Goldman Sachs : le retour de la peur est une bonne chose pour l’or

Posted by on novembre 1, 2018 in Non classé | 0 comments

Goldman Sachs affirme que l’or profite du retour de la « peur » et donc, de son statut de valeur refuge. Alors que les actions chutent, les investisseurs s’inquiètent du risque de récession de l’économie américaine.

La récente progression de l’or « s’est déclenchée avec la liquidation du marché et la montée de la volatilité », ont écrit les analystes de la banque, dans un rapport daté du 30 octobre. « Selon nous, le rebond de la demande d’or est lié à la peur. »

L’or se dirige vers son premier gain mensuel en sept mois, soutenu par la chute des marchés boursiers et les craintes liées à la guerre commerciale, ce qui a nui aux perspectives de croissance. Selon JPMorgan Chase, les États-Unis ont plus de 50% de chances de connaître une récession au cours des deux prochaines années. Pour Goldman, la montée en flèche des craintes d’une récession est la principale raison du rebond de la demande d’investissement dans l’or.
================================
- LISTE DES TÂCHES:
a - Dans l'article sur l'or, réécrivez le passage allant de « Posted by on » à « de l’économie américaine. » en substituant « actif refuge » à « valeur refuge ».
b - Traduisez en anglais cette phrase de l'article sur l'or : « Selon JPMorgan Chase, les États-Unis ont plus de 50% de chances de connaître une récession au cours des deux prochaines années. »
Ces données proviennent d'une source distincte de l'article.

Données d'analyse de la mise en page:
================================
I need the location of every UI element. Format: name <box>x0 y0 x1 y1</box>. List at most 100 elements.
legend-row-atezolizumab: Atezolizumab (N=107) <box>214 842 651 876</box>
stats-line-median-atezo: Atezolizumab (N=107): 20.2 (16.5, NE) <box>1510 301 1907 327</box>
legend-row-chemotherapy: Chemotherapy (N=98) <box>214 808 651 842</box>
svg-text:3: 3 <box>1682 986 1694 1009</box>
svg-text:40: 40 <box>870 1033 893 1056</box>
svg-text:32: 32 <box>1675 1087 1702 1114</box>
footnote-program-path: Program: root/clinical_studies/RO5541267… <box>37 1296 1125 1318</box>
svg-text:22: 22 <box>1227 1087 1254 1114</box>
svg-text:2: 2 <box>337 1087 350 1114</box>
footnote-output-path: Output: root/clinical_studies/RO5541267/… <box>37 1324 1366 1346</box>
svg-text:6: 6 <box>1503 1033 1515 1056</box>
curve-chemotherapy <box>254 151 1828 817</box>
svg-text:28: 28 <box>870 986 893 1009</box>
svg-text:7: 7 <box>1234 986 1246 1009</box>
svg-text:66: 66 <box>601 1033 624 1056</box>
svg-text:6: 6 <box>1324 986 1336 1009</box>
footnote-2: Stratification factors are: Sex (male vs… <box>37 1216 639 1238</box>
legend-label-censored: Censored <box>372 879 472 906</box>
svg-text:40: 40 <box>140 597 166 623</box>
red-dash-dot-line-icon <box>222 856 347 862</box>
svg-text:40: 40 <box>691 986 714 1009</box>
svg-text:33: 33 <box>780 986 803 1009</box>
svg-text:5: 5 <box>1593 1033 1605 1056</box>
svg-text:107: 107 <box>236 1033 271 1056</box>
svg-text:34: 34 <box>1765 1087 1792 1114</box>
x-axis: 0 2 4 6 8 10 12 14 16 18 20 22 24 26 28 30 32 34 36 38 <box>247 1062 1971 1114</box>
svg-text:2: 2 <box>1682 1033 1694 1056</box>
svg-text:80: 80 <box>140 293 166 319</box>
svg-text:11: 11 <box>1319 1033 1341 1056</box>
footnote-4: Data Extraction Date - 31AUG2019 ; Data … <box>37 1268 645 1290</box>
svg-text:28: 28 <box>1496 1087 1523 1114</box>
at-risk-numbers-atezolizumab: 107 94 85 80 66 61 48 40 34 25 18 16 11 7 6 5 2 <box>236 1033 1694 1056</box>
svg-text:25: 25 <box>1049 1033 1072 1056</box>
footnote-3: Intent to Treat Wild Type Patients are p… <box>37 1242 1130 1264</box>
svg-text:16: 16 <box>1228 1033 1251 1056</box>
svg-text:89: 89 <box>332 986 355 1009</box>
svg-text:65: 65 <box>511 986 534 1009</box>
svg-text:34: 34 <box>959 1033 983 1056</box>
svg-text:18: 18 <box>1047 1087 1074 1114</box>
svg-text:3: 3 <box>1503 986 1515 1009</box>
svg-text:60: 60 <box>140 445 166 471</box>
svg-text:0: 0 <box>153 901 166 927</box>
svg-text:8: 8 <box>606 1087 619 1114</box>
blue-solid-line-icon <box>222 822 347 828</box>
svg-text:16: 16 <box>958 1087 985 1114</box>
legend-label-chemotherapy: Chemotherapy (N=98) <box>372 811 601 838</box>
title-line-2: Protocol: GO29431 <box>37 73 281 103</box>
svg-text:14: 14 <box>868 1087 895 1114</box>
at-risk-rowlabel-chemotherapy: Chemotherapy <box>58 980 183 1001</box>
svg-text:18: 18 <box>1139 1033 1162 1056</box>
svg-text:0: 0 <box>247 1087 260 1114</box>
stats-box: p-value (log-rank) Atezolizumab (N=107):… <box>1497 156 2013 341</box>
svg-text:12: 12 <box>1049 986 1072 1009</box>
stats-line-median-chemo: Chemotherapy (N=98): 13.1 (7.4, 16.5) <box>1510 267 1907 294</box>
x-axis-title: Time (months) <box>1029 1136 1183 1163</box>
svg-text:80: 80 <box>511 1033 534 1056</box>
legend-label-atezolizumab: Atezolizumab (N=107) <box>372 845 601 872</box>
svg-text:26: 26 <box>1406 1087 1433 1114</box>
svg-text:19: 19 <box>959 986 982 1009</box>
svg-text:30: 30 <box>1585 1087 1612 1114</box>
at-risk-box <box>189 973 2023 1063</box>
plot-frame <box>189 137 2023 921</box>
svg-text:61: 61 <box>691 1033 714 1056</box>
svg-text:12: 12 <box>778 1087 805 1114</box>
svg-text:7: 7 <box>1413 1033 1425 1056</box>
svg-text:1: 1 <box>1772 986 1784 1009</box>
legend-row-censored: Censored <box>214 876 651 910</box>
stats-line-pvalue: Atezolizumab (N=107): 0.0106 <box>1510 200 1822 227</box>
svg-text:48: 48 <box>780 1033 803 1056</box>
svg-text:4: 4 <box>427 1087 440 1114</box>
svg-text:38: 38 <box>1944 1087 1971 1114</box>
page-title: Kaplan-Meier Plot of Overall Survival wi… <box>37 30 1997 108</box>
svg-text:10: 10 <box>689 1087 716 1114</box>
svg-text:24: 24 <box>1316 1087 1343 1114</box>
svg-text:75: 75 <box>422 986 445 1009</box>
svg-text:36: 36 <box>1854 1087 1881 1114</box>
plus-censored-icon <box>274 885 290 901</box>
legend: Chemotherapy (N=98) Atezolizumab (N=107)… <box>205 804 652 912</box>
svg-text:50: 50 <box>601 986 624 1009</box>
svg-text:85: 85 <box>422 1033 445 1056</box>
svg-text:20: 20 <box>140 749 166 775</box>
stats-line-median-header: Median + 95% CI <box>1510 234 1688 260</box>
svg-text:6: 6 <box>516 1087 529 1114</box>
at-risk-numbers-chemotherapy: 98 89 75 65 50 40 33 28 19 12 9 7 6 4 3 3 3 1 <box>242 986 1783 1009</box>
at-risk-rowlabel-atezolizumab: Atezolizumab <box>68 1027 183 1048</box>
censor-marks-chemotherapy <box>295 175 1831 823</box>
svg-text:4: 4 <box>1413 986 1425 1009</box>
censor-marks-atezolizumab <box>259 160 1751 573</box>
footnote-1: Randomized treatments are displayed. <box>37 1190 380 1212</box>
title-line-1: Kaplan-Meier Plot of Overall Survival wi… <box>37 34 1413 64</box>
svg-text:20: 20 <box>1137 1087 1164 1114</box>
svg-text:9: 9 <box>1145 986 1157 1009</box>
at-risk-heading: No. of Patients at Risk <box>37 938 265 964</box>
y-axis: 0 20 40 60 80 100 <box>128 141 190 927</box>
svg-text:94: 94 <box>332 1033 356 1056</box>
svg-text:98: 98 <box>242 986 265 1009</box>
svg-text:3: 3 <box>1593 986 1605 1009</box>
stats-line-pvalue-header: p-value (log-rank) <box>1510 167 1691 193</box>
================================
- SECTION DES RÉPONSES:
a -
Posted by on novembre 1, 2018 in Non classé | 0 comments

Goldman Sachs affirme que l’or profite du retour de la « peur » et donc, de son statut de actif refuge. Alors que les actions chutent, les investisseurs s’inquiètent du risque de récession de l’économie américaine.

b - According to JPMorgan Chase, the United States has a more than 50% chance of experiencing a recession over the next two years.